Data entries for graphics
§ §

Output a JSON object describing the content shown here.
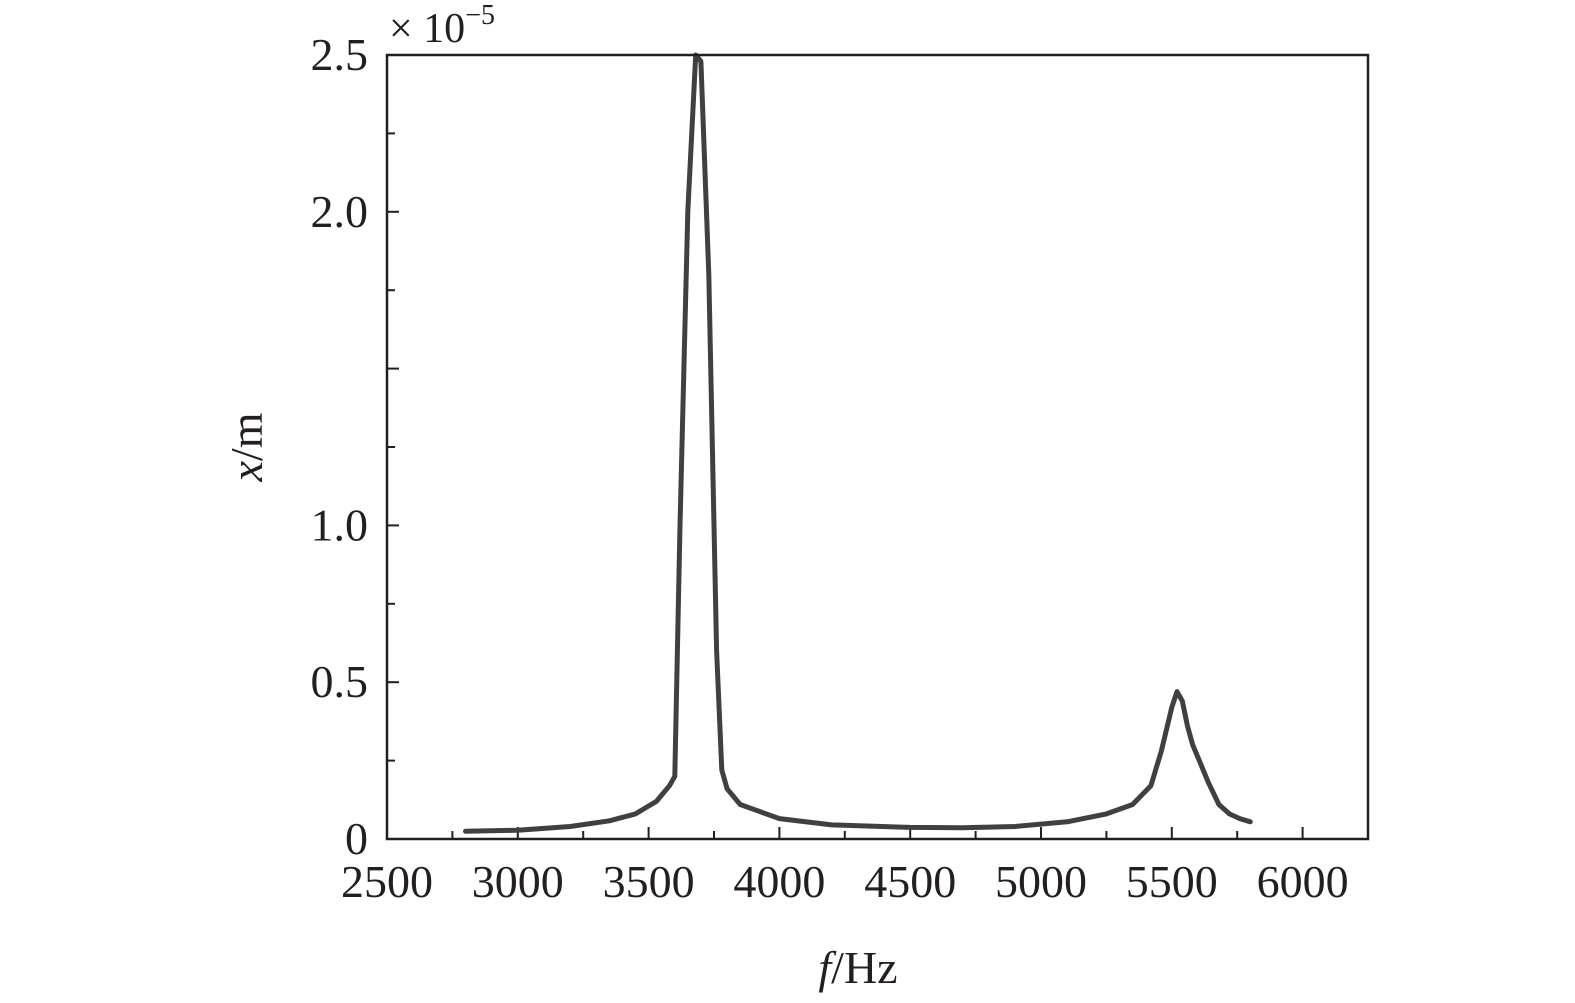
{
  "chart_data": {
    "type": "line",
    "title": "",
    "xlabel_italic": "f",
    "xlabel_unit": "/Hz",
    "ylabel_italic": "x",
    "ylabel_unit": "/m",
    "y_multiplier_base": "× 10",
    "y_multiplier_exp": "−5",
    "xlim": [
      2500,
      6250
    ],
    "ylim": [
      0,
      2.5
    ],
    "x_ticks": [
      2500,
      3000,
      3500,
      4000,
      4500,
      5000,
      5500,
      6000
    ],
    "x_tick_labels": [
      "2500",
      "3000",
      "3500",
      "4000",
      "4500",
      "5000",
      "5500",
      "6000"
    ],
    "y_ticks": [
      0,
      0.5,
      1.0,
      1.5,
      2.0,
      2.5
    ],
    "y_tick_labels": [
      "0",
      "0.5",
      "1.0",
      "",
      "2.0",
      "2.5"
    ],
    "x_minor_step": 250,
    "y_minor_step": 0.25,
    "grid": false,
    "series": [
      {
        "color": "#404040",
        "x": [
          2800,
          3000,
          3200,
          3350,
          3450,
          3530,
          3580,
          3600,
          3620,
          3650,
          3680,
          3700,
          3730,
          3760,
          3780,
          3800,
          3850,
          3900,
          4000,
          4200,
          4500,
          4700,
          4900,
          5100,
          5250,
          5350,
          5420,
          5460,
          5500,
          5520,
          5540,
          5560,
          5580,
          5600,
          5640,
          5680,
          5720,
          5760,
          5800
        ],
        "values": [
          0.025,
          0.028,
          0.04,
          0.058,
          0.08,
          0.12,
          0.17,
          0.2,
          1.0,
          2.0,
          2.5,
          2.48,
          1.8,
          0.6,
          0.22,
          0.16,
          0.11,
          0.095,
          0.065,
          0.045,
          0.037,
          0.036,
          0.04,
          0.055,
          0.08,
          0.11,
          0.17,
          0.28,
          0.42,
          0.47,
          0.44,
          0.36,
          0.3,
          0.26,
          0.18,
          0.11,
          0.08,
          0.065,
          0.055
        ]
      }
    ]
  }
}
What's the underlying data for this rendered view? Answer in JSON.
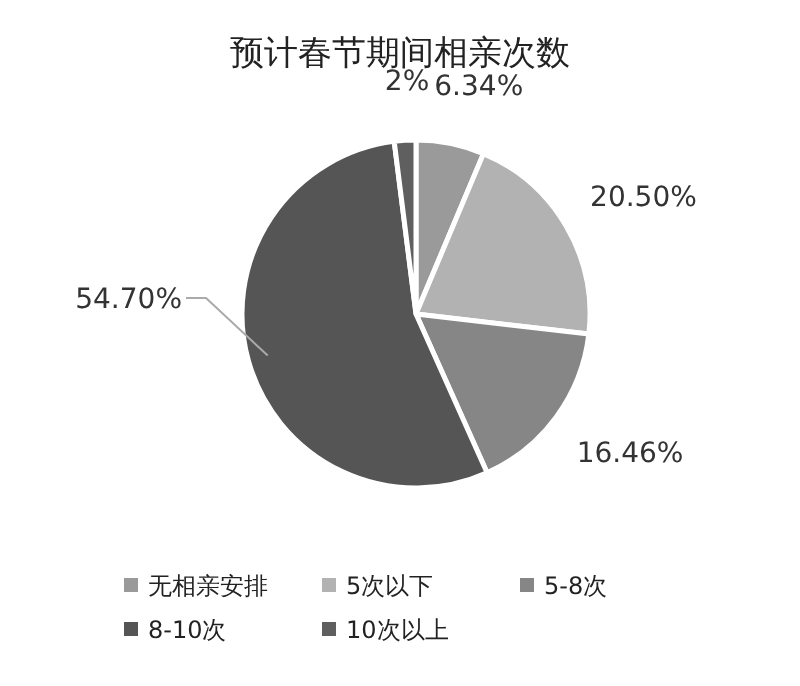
{
  "chart_data": {
    "type": "pie",
    "title": "预计春节期间相亲次数",
    "categories": [
      "无相亲安排",
      "5次以下",
      "5-8次",
      "8-10次",
      "10次以上"
    ],
    "values": [
      6.34,
      20.5,
      16.46,
      54.7,
      2
    ],
    "value_labels": [
      "6.34%",
      "20.50%",
      "16.46%",
      "54.70%",
      "2%"
    ],
    "colors": [
      "#9a9a9a",
      "#b2b2b2",
      "#868686",
      "#555555",
      "#5f5f5f"
    ],
    "legend": "bottom"
  }
}
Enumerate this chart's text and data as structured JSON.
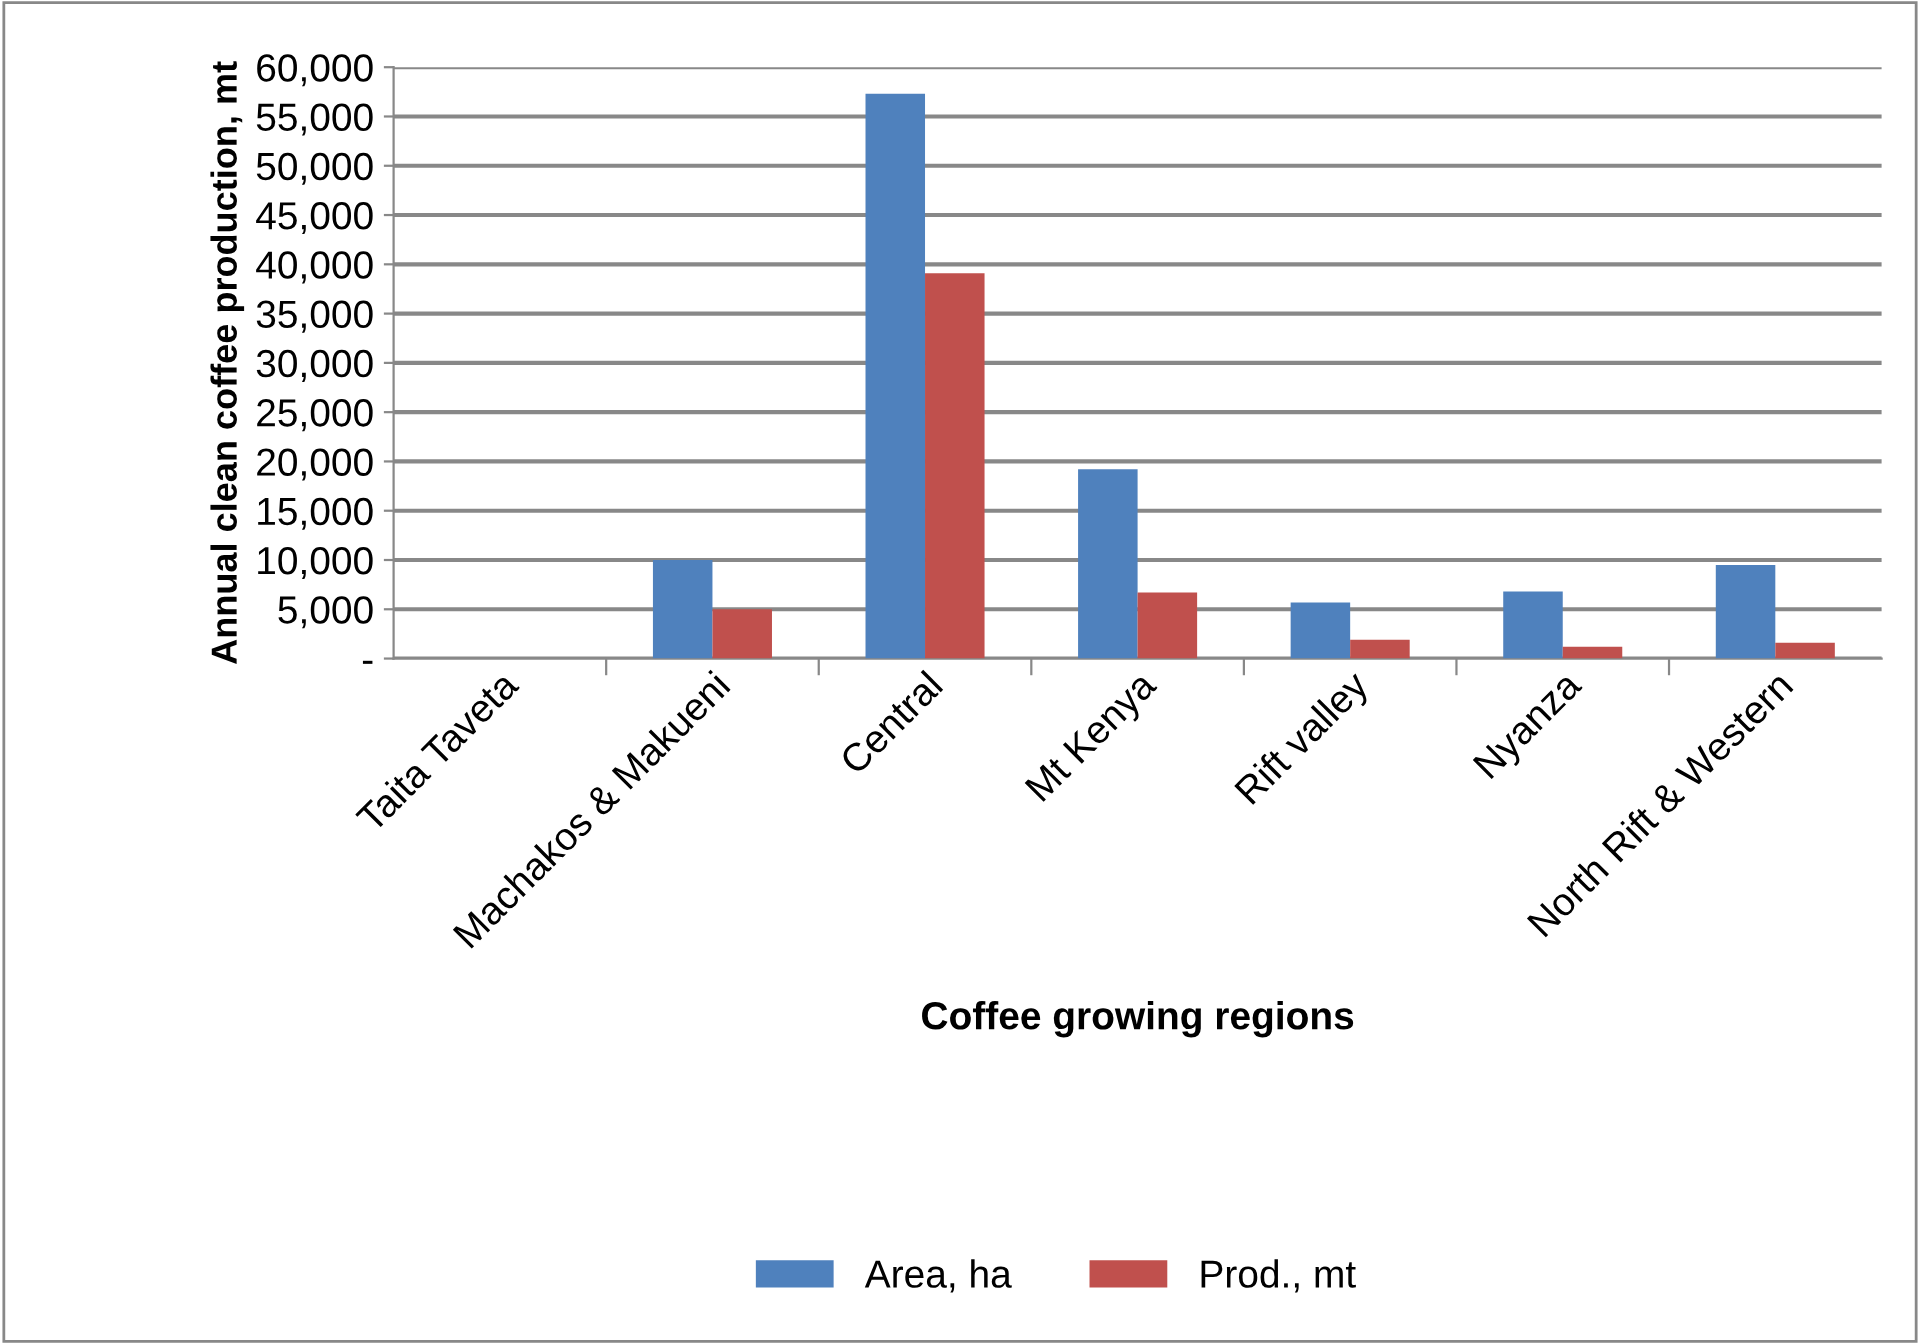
{
  "chart_data": {
    "type": "bar",
    "xlabel": "Coffee growing regions",
    "ylabel": "Annual clean coffee production, mt",
    "categories": [
      "Taita Taveta",
      "Machakos & Makueni",
      "Central",
      "Mt Kenya",
      "Rift valley",
      "Nyanza",
      "North Rift & Western"
    ],
    "series": [
      {
        "name": "Area, ha",
        "color": "#4f81bd",
        "values": [
          0,
          10000,
          57300,
          19200,
          5700,
          6800,
          9500
        ]
      },
      {
        "name": "Prod., mt",
        "color": "#c0504d",
        "values": [
          0,
          5000,
          39100,
          6700,
          1900,
          1200,
          1600
        ]
      }
    ],
    "ylim": [
      0,
      60000
    ],
    "yticks": [
      {
        "value": 0,
        "label": "-"
      },
      {
        "value": 5000,
        "label": "5,000"
      },
      {
        "value": 10000,
        "label": "10,000"
      },
      {
        "value": 15000,
        "label": "15,000"
      },
      {
        "value": 20000,
        "label": "20,000"
      },
      {
        "value": 25000,
        "label": "25,000"
      },
      {
        "value": 30000,
        "label": "30,000"
      },
      {
        "value": 35000,
        "label": "35,000"
      },
      {
        "value": 40000,
        "label": "40,000"
      },
      {
        "value": 45000,
        "label": "45,000"
      },
      {
        "value": 50000,
        "label": "50,000"
      },
      {
        "value": 55000,
        "label": "55,000"
      },
      {
        "value": 60000,
        "label": "60,000"
      }
    ],
    "grid": "y",
    "legend": "bottom"
  }
}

§ §

**DESCRIPTION OF THE TASK**
Omit every picture, and otherwise quote the entries exactly.

**WORKED ANSWER**
Output a JSON object describing the content shown here.
{
  "chart_data": {
    "type": "line",
    "title": "",
    "xlabel_italic": "f",
    "xlabel_unit": "/Hz",
    "ylabel_italic": "x",
    "ylabel_unit": "/m",
    "y_multiplier_base": "× 10",
    "y_multiplier_exp": "−5",
    "xlim": [
      2500,
      6250
    ],
    "ylim": [
      0,
      2.5
    ],
    "x_ticks": [
      2500,
      3000,
      3500,
      4000,
      4500,
      5000,
      5500,
      6000
    ],
    "x_tick_labels": [
      "2500",
      "3000",
      "3500",
      "4000",
      "4500",
      "5000",
      "5500",
      "6000"
    ],
    "y_ticks": [
      0,
      0.5,
      1.0,
      1.5,
      2.0,
      2.5
    ],
    "y_tick_labels": [
      "0",
      "0.5",
      "1.0",
      "",
      "2.0",
      "2.5"
    ],
    "x_minor_step": 250,
    "y_minor_step": 0.25,
    "grid": false,
    "series": [
      {
        "color": "#404040",
        "x": [
          2800,
          3000,
          3200,
          3350,
          3450,
          3530,
          3580,
          3600,
          3620,
          3650,
          3680,
          3700,
          3730,
          3760,
          3780,
          3800,
          3850,
          3900,
          4000,
          4200,
          4500,
          4700,
          4900,
          5100,
          5250,
          5350,
          5420,
          5460,
          5500,
          5520,
          5540,
          5560,
          5580,
          5600,
          5640,
          5680,
          5720,
          5760,
          5800
        ],
        "values": [
          0.025,
          0.028,
          0.04,
          0.058,
          0.08,
          0.12,
          0.17,
          0.2,
          1.0,
          2.0,
          2.5,
          2.48,
          1.8,
          0.6,
          0.22,
          0.16,
          0.11,
          0.095,
          0.065,
          0.045,
          0.037,
          0.036,
          0.04,
          0.055,
          0.08,
          0.11,
          0.17,
          0.28,
          0.42,
          0.47,
          0.44,
          0.36,
          0.3,
          0.26,
          0.18,
          0.11,
          0.08,
          0.065,
          0.055
        ]
      }
    ]
  }
}
What's the underlying data for this rendered view? Answer in JSON.
{
  "chart_data": {
    "type": "pie",
    "title": "预计春节期间相亲次数",
    "categories": [
      "无相亲安排",
      "5次以下",
      "5-8次",
      "8-10次",
      "10次以上"
    ],
    "values": [
      6.34,
      20.5,
      16.46,
      54.7,
      2
    ],
    "value_labels": [
      "6.34%",
      "20.50%",
      "16.46%",
      "54.70%",
      "2%"
    ],
    "colors": [
      "#9a9a9a",
      "#b2b2b2",
      "#868686",
      "#555555",
      "#5f5f5f"
    ],
    "legend": "bottom"
  }
}
Enumerate this chart's text and data as structured JSON.
{
  "chart_data": {
    "type": "bar",
    "xlabel": "Coffee growing regions",
    "ylabel": "Annual clean coffee production, mt",
    "categories": [
      "Taita Taveta",
      "Machakos & Makueni",
      "Central",
      "Mt Kenya",
      "Rift valley",
      "Nyanza",
      "North Rift & Western"
    ],
    "series": [
      {
        "name": "Area, ha",
        "color": "#4f81bd",
        "values": [
          0,
          10000,
          57300,
          19200,
          5700,
          6800,
          9500
        ]
      },
      {
        "name": "Prod., mt",
        "color": "#c0504d",
        "values": [
          0,
          5000,
          39100,
          6700,
          1900,
          1200,
          1600
        ]
      }
    ],
    "ylim": [
      0,
      60000
    ],
    "yticks": [
      {
        "value": 0,
        "label": "-"
      },
      {
        "value": 5000,
        "label": "5,000"
      },
      {
        "value": 10000,
        "label": "10,000"
      },
      {
        "value": 15000,
        "label": "15,000"
      },
      {
        "value": 20000,
        "label": "20,000"
      },
      {
        "value": 25000,
        "label": "25,000"
      },
      {
        "value": 30000,
        "label": "30,000"
      },
      {
        "value": 35000,
        "label": "35,000"
      },
      {
        "value": 40000,
        "label": "40,000"
      },
      {
        "value": 45000,
        "label": "45,000"
      },
      {
        "value": 50000,
        "label": "50,000"
      },
      {
        "value": 55000,
        "label": "55,000"
      },
      {
        "value": 60000,
        "label": "60,000"
      }
    ],
    "grid": "y",
    "legend": "bottom"
  }
}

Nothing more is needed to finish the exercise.